— start Entries provided —

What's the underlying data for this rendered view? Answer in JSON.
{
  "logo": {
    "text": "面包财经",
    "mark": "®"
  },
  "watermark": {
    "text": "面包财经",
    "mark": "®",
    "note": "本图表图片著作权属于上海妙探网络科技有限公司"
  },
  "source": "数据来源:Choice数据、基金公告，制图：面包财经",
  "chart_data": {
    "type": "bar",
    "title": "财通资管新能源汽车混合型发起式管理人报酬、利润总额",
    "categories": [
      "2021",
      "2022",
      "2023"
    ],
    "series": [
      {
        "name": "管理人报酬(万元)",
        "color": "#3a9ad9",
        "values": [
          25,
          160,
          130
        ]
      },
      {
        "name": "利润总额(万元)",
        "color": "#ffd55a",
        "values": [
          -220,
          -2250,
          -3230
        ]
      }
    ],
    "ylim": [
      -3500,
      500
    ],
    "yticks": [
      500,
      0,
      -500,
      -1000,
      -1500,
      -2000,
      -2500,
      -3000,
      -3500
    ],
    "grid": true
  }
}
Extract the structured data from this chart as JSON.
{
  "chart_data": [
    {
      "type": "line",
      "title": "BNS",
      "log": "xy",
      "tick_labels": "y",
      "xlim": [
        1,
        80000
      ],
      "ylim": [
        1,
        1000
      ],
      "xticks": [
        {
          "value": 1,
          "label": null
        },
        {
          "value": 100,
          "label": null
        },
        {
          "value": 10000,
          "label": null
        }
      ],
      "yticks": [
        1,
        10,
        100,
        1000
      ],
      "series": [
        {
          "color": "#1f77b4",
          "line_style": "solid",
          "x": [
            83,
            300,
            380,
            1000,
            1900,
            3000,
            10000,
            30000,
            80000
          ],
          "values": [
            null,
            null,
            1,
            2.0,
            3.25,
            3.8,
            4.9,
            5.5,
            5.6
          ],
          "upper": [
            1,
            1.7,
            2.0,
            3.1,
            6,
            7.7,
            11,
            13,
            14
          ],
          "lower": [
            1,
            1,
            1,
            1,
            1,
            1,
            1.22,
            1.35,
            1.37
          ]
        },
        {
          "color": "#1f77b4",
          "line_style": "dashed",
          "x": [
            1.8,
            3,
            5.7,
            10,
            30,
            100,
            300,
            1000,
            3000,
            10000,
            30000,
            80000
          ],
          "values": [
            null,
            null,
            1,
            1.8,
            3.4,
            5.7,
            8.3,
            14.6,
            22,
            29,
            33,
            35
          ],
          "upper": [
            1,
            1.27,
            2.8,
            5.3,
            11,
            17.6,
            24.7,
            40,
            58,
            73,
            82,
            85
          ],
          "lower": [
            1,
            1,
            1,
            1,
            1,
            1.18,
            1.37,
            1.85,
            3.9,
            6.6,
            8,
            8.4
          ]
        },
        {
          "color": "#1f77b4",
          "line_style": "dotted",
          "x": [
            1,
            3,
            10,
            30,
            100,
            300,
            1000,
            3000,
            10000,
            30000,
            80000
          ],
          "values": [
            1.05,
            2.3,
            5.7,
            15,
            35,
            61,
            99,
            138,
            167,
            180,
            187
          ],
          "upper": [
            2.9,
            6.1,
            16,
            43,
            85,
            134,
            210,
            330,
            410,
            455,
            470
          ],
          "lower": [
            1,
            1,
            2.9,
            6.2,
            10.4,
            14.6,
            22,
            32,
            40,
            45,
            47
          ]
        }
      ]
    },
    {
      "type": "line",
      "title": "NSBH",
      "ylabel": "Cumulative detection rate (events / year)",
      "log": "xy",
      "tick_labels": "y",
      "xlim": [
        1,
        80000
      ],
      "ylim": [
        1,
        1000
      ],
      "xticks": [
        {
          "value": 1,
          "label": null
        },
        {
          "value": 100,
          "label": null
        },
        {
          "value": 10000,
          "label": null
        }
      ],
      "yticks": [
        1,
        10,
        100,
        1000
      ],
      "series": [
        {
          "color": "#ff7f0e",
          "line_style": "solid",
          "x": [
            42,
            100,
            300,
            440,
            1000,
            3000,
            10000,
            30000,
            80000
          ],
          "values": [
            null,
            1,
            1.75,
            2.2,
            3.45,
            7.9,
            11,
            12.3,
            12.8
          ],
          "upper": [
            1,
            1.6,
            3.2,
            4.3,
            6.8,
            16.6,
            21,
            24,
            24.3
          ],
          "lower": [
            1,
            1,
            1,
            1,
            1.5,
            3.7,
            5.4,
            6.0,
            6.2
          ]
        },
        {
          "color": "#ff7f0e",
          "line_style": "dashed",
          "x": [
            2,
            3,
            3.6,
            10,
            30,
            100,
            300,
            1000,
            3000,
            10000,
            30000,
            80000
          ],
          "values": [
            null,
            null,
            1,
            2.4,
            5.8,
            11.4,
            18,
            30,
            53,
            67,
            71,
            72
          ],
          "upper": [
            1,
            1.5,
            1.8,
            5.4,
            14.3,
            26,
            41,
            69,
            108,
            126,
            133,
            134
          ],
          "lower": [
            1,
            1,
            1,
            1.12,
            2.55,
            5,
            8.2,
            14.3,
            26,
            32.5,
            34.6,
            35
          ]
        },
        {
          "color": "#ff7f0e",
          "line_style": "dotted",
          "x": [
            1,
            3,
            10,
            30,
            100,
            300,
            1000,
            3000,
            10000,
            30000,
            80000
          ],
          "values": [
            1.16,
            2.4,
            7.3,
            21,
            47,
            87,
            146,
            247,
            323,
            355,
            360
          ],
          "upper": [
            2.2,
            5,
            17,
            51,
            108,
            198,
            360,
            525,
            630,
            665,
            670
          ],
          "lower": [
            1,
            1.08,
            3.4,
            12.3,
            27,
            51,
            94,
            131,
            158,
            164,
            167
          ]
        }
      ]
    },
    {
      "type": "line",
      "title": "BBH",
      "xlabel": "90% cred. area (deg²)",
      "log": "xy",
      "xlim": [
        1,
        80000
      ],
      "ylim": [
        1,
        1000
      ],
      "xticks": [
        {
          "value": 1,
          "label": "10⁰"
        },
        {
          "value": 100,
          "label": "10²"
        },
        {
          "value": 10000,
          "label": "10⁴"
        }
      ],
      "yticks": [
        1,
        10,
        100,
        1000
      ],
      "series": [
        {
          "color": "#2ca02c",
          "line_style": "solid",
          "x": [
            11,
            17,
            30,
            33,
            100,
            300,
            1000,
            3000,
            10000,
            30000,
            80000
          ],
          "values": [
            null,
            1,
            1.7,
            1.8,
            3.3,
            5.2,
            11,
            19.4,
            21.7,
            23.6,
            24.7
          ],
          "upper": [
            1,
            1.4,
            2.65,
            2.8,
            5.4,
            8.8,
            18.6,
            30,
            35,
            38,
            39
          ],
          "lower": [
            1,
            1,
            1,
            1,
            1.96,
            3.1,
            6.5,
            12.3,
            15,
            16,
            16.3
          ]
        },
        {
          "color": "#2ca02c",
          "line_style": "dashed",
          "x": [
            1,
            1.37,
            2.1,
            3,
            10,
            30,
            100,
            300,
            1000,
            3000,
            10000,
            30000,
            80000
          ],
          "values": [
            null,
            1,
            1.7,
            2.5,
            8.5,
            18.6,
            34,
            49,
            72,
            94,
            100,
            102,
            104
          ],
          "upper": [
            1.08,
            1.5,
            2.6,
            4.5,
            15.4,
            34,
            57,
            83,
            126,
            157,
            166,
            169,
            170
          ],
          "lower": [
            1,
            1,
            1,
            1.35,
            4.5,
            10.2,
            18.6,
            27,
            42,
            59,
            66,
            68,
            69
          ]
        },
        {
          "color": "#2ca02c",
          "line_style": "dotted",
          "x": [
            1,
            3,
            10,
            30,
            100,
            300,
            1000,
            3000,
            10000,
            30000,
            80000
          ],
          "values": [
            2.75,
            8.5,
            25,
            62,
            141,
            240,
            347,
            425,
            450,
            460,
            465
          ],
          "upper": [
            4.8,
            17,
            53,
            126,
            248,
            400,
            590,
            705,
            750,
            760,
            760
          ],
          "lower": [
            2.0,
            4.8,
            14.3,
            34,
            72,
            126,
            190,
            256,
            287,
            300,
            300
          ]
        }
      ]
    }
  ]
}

— end Entries provided —

What the exercise asks - Report only the count of lines that include the string "利润总额".

Solution for this problem - 2